Short exercise:
The data below needs to be returned exactly, line for line.

>> Begin Dataset extract

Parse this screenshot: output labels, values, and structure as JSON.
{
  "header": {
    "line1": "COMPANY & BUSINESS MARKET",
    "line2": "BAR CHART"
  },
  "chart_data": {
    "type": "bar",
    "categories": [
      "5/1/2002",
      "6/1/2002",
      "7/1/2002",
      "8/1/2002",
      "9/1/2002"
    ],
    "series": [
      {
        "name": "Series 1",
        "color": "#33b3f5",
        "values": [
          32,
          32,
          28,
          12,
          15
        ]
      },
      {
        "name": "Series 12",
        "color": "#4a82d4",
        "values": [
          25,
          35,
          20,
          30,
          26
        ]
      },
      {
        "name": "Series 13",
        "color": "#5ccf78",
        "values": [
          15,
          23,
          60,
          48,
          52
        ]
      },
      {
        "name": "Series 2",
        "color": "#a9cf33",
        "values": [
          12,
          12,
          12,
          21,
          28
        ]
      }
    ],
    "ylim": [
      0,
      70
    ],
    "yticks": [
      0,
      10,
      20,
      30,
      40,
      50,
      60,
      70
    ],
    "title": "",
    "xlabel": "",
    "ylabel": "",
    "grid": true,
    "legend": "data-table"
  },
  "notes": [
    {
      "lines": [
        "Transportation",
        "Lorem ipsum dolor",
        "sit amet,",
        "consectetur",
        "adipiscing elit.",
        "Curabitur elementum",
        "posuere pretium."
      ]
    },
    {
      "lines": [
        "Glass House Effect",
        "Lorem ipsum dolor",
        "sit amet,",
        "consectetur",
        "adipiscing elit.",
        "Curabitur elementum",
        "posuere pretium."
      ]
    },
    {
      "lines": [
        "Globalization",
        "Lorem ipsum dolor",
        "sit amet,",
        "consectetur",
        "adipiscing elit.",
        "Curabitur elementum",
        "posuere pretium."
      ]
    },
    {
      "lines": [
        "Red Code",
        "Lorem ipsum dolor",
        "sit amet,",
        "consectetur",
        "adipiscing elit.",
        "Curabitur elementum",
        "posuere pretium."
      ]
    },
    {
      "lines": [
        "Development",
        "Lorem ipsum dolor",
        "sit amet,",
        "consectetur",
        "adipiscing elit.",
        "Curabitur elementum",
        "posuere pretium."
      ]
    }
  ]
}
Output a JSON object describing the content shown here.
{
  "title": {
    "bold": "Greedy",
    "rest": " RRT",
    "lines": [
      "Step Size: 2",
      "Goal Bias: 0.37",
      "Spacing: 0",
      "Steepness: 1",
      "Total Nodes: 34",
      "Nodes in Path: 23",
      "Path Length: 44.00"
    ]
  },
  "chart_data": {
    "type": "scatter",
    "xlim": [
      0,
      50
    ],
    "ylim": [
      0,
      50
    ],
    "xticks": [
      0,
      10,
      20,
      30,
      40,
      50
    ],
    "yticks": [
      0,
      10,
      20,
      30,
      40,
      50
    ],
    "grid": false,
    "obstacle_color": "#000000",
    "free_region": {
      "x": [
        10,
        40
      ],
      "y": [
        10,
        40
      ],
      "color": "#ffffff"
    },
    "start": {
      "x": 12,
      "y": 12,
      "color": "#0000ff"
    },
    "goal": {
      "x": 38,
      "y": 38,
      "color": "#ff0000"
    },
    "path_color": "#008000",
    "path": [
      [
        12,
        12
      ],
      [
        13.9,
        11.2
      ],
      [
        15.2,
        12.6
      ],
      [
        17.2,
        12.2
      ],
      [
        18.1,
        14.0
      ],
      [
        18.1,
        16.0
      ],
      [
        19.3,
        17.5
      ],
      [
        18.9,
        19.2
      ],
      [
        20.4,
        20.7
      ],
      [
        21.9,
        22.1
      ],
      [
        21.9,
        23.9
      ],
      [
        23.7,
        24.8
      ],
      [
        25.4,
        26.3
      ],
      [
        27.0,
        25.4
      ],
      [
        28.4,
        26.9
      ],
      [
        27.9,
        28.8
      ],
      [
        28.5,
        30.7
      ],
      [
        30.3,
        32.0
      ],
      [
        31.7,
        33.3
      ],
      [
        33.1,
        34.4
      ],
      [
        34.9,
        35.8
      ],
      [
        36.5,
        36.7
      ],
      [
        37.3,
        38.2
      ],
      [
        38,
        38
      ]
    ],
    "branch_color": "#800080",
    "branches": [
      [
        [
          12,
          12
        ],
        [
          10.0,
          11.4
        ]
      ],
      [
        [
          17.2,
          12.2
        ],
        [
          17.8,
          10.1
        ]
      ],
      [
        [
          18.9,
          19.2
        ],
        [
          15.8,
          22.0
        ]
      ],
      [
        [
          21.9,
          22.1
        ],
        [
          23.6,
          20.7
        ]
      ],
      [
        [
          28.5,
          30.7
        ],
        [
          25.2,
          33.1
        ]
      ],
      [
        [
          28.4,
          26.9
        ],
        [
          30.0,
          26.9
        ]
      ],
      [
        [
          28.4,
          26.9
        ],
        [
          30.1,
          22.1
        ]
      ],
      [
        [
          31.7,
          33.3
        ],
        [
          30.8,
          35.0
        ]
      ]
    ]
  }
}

>> End Dataset extract

Output of the task:
Parse this screenshot: output labels, values, and structure as JSON.
{
  "header": {
    "line1": "COMPANY & BUSINESS MARKET",
    "line2": "BAR CHART"
  },
  "chart_data": {
    "type": "bar",
    "categories": [
      "5/1/2002",
      "6/1/2002",
      "7/1/2002",
      "8/1/2002",
      "9/1/2002"
    ],
    "series": [
      {
        "name": "Series 1",
        "color": "#33b3f5",
        "values": [
          32,
          32,
          28,
          12,
          15
        ]
      },
      {
        "name": "Series 12",
        "color": "#4a82d4",
        "values": [
          25,
          35,
          20,
          30,
          26
        ]
      },
      {
        "name": "Series 13",
        "color": "#5ccf78",
        "values": [
          15,
          23,
          60,
          48,
          52
        ]
      },
      {
        "name": "Series 2",
        "color": "#a9cf33",
        "values": [
          12,
          12,
          12,
          21,
          28
        ]
      }
    ],
    "ylim": [
      0,
      70
    ],
    "yticks": [
      0,
      10,
      20,
      30,
      40,
      50,
      60,
      70
    ],
    "title": "",
    "xlabel": "",
    "ylabel": "",
    "grid": true,
    "legend": "data-table"
  },
  "notes": [
    {
      "lines": [
        "Transportation",
        "Lorem ipsum dolor",
        "sit amet,",
        "consectetur",
        "adipiscing elit.",
        "Curabitur elementum",
        "posuere pretium."
      ]
    },
    {
      "lines": [
        "Glass House Effect",
        "Lorem ipsum dolor",
        "sit amet,",
        "consectetur",
        "adipiscing elit.",
        "Curabitur elementum",
        "posuere pretium."
      ]
    },
    {
      "lines": [
        "Globalization",
        "Lorem ipsum dolor",
        "sit amet,",
        "consectetur",
        "adipiscing elit.",
        "Curabitur elementum",
        "posuere pretium."
      ]
    },
    {
      "lines": [
        "Red Code",
        "Lorem ipsum dolor",
        "sit amet,",
        "consectetur",
        "adipiscing elit.",
        "Curabitur elementum",
        "posuere pretium."
      ]
    },
    {
      "lines": [
        "Development",
        "Lorem ipsum dolor",
        "sit amet,",
        "consectetur",
        "adipiscing elit.",
        "Curabitur elementum",
        "posuere pretium."
      ]
    }
  ]
}
Output a JSON object describing the content shown here.
{
  "title": {
    "bold": "Greedy",
    "rest": " RRT",
    "lines": [
      "Step Size: 2",
      "Goal Bias: 0.37",
      "Spacing: 0",
      "Steepness: 1",
      "Total Nodes: 34",
      "Nodes in Path: 23",
      "Path Length: 44.00"
    ]
  },
  "chart_data": {
    "type": "scatter",
    "xlim": [
      0,
      50
    ],
    "ylim": [
      0,
      50
    ],
    "xticks": [
      0,
      10,
      20,
      30,
      40,
      50
    ],
    "yticks": [
      0,
      10,
      20,
      30,
      40,
      50
    ],
    "grid": false,
    "obstacle_color": "#000000",
    "free_region": {
      "x": [
        10,
        40
      ],
      "y": [
        10,
        40
      ],
      "color": "#ffffff"
    },
    "start": {
      "x": 12,
      "y": 12,
      "color": "#0000ff"
    },
    "goal": {
      "x": 38,
      "y": 38,
      "color": "#ff0000"
    },
    "path_color": "#008000",
    "path": [
      [
        12,
        12
      ],
      [
        13.9,
        11.2
      ],
      [
        15.2,
        12.6
      ],
      [
        17.2,
        12.2
      ],
      [
        18.1,
        14.0
      ],
      [
        18.1,
        16.0
      ],
      [
        19.3,
        17.5
      ],
      [
        18.9,
        19.2
      ],
      [
        20.4,
        20.7
      ],
      [
        21.9,
        22.1
      ],
      [
        21.9,
        23.9
      ],
      [
        23.7,
        24.8
      ],
      [
        25.4,
        26.3
      ],
      [
        27.0,
        25.4
      ],
      [
        28.4,
        26.9
      ],
      [
        27.9,
        28.8
      ],
      [
        28.5,
        30.7
      ],
      [
        30.3,
        32.0
      ],
      [
        31.7,
        33.3
      ],
      [
        33.1,
        34.4
      ],
      [
        34.9,
        35.8
      ],
      [
        36.5,
        36.7
      ],
      [
        37.3,
        38.2
      ],
      [
        38,
        38
      ]
    ],
    "branch_color": "#800080",
    "branches": [
      [
        [
          12,
          12
        ],
        [
          10.0,
          11.4
        ]
      ],
      [
        [
          17.2,
          12.2
        ],
        [
          17.8,
          10.1
        ]
      ],
      [
        [
          18.9,
          19.2
        ],
        [
          15.8,
          22.0
        ]
      ],
      [
        [
          21.9,
          22.1
        ],
        [
          23.6,
          20.7
        ]
      ],
      [
        [
          28.5,
          30.7
        ],
        [
          25.2,
          33.1
        ]
      ],
      [
        [
          28.4,
          26.9
        ],
        [
          30.0,
          26.9
        ]
      ],
      [
        [
          28.4,
          26.9
        ],
        [
          30.1,
          22.1
        ]
      ],
      [
        [
          31.7,
          33.3
        ],
        [
          30.8,
          35.0
        ]
      ]
    ]
  }
}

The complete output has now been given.